Set task: Print the data exactly as it is given, please.

Input data:
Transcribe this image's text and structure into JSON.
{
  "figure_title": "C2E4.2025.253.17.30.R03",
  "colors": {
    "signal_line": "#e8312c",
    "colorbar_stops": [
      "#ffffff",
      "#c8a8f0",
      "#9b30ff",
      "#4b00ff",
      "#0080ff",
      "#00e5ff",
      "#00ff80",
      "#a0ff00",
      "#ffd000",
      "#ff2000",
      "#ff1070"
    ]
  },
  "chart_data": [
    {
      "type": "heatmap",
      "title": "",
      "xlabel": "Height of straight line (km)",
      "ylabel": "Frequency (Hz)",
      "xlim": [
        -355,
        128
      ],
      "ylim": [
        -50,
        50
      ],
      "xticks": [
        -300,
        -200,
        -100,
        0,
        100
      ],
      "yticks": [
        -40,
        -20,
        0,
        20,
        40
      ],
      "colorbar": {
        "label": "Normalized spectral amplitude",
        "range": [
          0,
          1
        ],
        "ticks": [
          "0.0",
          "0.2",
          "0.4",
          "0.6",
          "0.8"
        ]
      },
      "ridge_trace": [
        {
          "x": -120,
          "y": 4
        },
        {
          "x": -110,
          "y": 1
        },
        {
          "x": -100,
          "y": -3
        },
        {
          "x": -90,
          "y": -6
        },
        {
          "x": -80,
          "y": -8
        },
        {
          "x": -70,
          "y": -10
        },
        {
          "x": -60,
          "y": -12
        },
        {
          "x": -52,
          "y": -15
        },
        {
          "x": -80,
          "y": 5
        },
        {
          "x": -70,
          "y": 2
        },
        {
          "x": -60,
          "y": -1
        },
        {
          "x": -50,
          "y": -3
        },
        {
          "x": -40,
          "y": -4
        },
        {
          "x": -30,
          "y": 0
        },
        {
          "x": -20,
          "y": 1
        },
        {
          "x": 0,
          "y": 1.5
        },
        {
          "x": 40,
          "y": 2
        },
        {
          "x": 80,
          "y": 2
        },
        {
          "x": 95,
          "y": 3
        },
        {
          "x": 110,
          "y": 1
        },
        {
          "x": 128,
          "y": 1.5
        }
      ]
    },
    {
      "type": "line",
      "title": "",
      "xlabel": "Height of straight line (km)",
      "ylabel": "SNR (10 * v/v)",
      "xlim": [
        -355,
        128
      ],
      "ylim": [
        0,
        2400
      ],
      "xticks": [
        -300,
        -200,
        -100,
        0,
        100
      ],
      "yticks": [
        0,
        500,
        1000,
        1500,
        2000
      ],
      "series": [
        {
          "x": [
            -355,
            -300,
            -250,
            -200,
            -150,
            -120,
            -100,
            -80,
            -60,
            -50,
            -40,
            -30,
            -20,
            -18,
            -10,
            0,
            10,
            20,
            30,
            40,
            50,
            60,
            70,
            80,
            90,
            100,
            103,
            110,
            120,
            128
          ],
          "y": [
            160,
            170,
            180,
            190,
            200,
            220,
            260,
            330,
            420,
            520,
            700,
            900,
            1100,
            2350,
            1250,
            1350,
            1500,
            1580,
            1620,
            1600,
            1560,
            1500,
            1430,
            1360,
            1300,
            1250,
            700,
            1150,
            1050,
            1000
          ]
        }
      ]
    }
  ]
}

Result of the exercise:
Transcribe this image's text and structure into JSON.
{
  "figure_title": "C2E4.2025.253.17.30.R03",
  "colors": {
    "signal_line": "#e8312c",
    "colorbar_stops": [
      "#ffffff",
      "#c8a8f0",
      "#9b30ff",
      "#4b00ff",
      "#0080ff",
      "#00e5ff",
      "#00ff80",
      "#a0ff00",
      "#ffd000",
      "#ff2000",
      "#ff1070"
    ]
  },
  "chart_data": [
    {
      "type": "heatmap",
      "title": "",
      "xlabel": "Height of straight line (km)",
      "ylabel": "Frequency (Hz)",
      "xlim": [
        -355,
        128
      ],
      "ylim": [
        -50,
        50
      ],
      "xticks": [
        -300,
        -200,
        -100,
        0,
        100
      ],
      "yticks": [
        -40,
        -20,
        0,
        20,
        40
      ],
      "colorbar": {
        "label": "Normalized spectral amplitude",
        "range": [
          0,
          1
        ],
        "ticks": [
          "0.0",
          "0.2",
          "0.4",
          "0.6",
          "0.8"
        ]
      },
      "ridge_trace": [
        {
          "x": -120,
          "y": 4
        },
        {
          "x": -110,
          "y": 1
        },
        {
          "x": -100,
          "y": -3
        },
        {
          "x": -90,
          "y": -6
        },
        {
          "x": -80,
          "y": -8
        },
        {
          "x": -70,
          "y": -10
        },
        {
          "x": -60,
          "y": -12
        },
        {
          "x": -52,
          "y": -15
        },
        {
          "x": -80,
          "y": 5
        },
        {
          "x": -70,
          "y": 2
        },
        {
          "x": -60,
          "y": -1
        },
        {
          "x": -50,
          "y": -3
        },
        {
          "x": -40,
          "y": -4
        },
        {
          "x": -30,
          "y": 0
        },
        {
          "x": -20,
          "y": 1
        },
        {
          "x": 0,
          "y": 1.5
        },
        {
          "x": 40,
          "y": 2
        },
        {
          "x": 80,
          "y": 2
        },
        {
          "x": 95,
          "y": 3
        },
        {
          "x": 110,
          "y": 1
        },
        {
          "x": 128,
          "y": 1.5
        }
      ]
    },
    {
      "type": "line",
      "title": "",
      "xlabel": "Height of straight line (km)",
      "ylabel": "SNR (10 * v/v)",
      "xlim": [
        -355,
        128
      ],
      "ylim": [
        0,
        2400
      ],
      "xticks": [
        -300,
        -200,
        -100,
        0,
        100
      ],
      "yticks": [
        0,
        500,
        1000,
        1500,
        2000
      ],
      "series": [
        {
          "x": [
            -355,
            -300,
            -250,
            -200,
            -150,
            -120,
            -100,
            -80,
            -60,
            -50,
            -40,
            -30,
            -20,
            -18,
            -10,
            0,
            10,
            20,
            30,
            40,
            50,
            60,
            70,
            80,
            90,
            100,
            103,
            110,
            120,
            128
          ],
          "y": [
            160,
            170,
            180,
            190,
            200,
            220,
            260,
            330,
            420,
            520,
            700,
            900,
            1100,
            2350,
            1250,
            1350,
            1500,
            1580,
            1620,
            1600,
            1560,
            1500,
            1430,
            1360,
            1300,
            1250,
            700,
            1150,
            1050,
            1000
          ]
        }
      ]
    }
  ]
}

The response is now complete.